> _What this task involves_
Extend the news article on Morgan Stanley's spot Bitcoin ETF filing, picking up right after its last sentence.

> _Source document_
──────────
Morgan Stanley has filed with the U.S. Securities and Exchange Commission to launch a spot Bitcoin exchange traded fund that will rely on Coinbase Custody and BNY Mellon to manage and safeguard its assets.
Quick Summary – TLDR:
- Morgan Stanley has filed an S 1 registration statement with the SEC for a spot Bitcoin ETF called Morgan Stanley Bitcoin Trust.
- Coinbase Custody and BNY Mellon will safeguard the fund’s Bitcoin holdings and support transactions.
- The ETF will track the price of Bitcoin directly by holding the asset instead of using derivatives.
- The move signals Morgan Stanley’s growing involvement in the cryptocurrency market.
What Happened?
Morgan Stanley has submitted a filing with the U.S. Securities and Exchange Commission seeking approval to launch a spot Bitcoin exchange traded fund called the Morgan Stanley Bitcoin Trust. The filing details how the investment bank plans to structure the fund and manage its underlying digital assets.
According to the prospectus, Coinbase Custody and the Bank of New York Mellon will play key roles in safeguarding Bitcoin holdings and supporting the operational structure of the ETF.
JUST IN: 🇺🇸 Morgan Stanley issues new SEC filing for a spot Bitcoin ETF, announcing Coinbase and BNY Mellon as the custodians 👀 pic.twitter.com/52UCwS7geu
— Bitcoin Magazine (@BitcoinMagazine) March 4, 2026
Coinbase and BNY Mellon Take Key Roles
The filing outlines how Coinbase Custody and BNY Mellon will serve as the main custodians for the proposed fund. Their responsibilities will include storing the Bitcoin owned by the ETF and facilitating transfers during the creation and redemption of ETF shares.
Most of the Bitcoin held by the trust will be stored in cold wallets, meaning the private keys are kept offline. This approach is widely used by institutions to reduce the risk of cyber attacks and unauthorized access.
During periods when ETF shares are created or redeemed, a small portion of Bitcoin may be temporarily transferred to trading wallets to complete transactions.
The document also mentions that custody insurance exists but is shared across multiple clients, meaning it may not fully cover potential losses in all situations.
BNY Mellon to Handle Administration and Cash Operations
Beyond custody responsibilities, BNY Mellon will serve several operational roles within the ETF structure.
These include:
- Administrator for the Morgan Stanley Bitcoin Trust.
- Transfer agent responsible for shareholder records.
- Custodian for the cash used in ETF transactions.
The bank will also oversee accounting processes, shareholder registries, and cash flow management tied to the fund’s daily operations.
──────────
> _Supplied records_
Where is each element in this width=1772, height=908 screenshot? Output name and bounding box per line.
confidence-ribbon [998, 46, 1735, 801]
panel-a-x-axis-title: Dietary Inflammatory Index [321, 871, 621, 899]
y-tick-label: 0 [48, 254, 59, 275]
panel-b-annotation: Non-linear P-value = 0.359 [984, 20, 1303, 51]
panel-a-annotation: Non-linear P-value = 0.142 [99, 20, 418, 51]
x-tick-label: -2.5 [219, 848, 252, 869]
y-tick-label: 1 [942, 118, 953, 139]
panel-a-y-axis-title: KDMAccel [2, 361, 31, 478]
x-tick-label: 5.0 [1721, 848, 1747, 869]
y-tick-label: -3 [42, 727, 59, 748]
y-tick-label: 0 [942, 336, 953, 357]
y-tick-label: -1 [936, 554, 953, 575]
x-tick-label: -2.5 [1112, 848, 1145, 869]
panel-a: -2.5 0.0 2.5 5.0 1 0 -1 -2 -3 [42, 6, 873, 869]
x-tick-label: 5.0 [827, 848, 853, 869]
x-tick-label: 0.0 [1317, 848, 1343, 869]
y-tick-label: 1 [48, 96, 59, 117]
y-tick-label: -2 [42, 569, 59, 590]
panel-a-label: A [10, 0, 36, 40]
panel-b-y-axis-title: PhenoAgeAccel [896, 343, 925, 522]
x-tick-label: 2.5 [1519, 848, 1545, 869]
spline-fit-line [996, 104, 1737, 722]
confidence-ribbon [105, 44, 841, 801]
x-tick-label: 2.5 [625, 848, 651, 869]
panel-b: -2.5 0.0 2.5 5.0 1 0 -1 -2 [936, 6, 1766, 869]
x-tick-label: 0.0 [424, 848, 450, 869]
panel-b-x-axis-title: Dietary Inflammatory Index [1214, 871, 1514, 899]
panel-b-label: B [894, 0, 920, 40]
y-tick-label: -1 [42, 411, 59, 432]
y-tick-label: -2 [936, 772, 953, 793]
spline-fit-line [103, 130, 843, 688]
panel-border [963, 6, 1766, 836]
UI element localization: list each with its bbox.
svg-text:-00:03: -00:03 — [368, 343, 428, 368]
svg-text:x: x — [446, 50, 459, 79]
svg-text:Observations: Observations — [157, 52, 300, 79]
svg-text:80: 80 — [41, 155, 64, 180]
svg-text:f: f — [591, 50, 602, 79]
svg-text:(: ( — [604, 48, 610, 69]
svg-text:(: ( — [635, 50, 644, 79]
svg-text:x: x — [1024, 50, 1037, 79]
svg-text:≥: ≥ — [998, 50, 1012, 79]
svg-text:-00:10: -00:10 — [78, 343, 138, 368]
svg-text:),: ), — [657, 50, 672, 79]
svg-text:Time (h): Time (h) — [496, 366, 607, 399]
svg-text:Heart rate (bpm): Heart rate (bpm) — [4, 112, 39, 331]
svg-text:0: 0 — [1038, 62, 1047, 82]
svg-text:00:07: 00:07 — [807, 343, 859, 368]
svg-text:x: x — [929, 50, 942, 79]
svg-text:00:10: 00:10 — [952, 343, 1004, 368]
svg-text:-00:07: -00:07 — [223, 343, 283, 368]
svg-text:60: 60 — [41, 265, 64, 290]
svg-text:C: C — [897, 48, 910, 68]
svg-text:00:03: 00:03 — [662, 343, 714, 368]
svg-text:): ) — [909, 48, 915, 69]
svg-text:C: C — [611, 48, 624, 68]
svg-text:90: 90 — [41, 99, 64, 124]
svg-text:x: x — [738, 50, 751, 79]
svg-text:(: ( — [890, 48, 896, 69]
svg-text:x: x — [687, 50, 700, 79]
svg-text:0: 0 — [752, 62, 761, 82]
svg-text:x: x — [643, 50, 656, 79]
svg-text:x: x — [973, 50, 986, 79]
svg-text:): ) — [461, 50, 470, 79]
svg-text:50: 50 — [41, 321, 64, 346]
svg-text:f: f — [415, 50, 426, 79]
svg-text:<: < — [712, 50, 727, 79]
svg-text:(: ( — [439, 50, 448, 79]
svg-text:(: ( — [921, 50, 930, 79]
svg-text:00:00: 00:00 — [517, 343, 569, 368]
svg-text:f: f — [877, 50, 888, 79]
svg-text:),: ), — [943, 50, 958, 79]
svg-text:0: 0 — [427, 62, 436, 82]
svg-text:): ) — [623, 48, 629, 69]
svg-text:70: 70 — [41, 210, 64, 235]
──────────
> _Result of this task_
ETF Designed to Track Bitcoin Price Directly
The proposed Morgan Stanley Bitcoin Trust will function as a passive investment vehicle designed to track the market price of Bitcoin.
Instead of using derivatives or leverage, the ETF will hold Bitcoin directly, allowing investors to gain exposure to the asset through traditional brokerage accounts.
To determine the daily value of the fund, the trust plans to calculate its net asset value using the CoinDesk Bitcoin Benchmark 4PM New York Settlement Rate. This benchmark aggregates trading data from major spot exchanges to produce a standardized reference price for Bitcoin.
Morgan Stanley Expands Its Crypto Strategy
Morgan Stanley’s filing reflects the firm’s steady expansion into the digital asset sector over the past several years.
The bank currently manages about 1.9 trillion dollars in assets and has gradually increased its involvement in cryptocurrency products and services.
In 2021, the firm became one of the first major U.S. banks to give wealthy clients access to Bitcoin exposure through the NYDIG Bitcoin fund.
More recently, Morgan Stanley advisors were allowed to recommend exchange traded funds tied to Bitcoin from major asset managers such as BlackRock and Fidelity.
The firm has also begun preparing to introduce digital asset trading capabilities on its E-Trade brokerage platform, signaling a broader strategy to integrate crypto into its financial services.
Analysts inside the company have even suggested that allocating up to four percent of portfolios to cryptocurrencies could be reasonable for some investors.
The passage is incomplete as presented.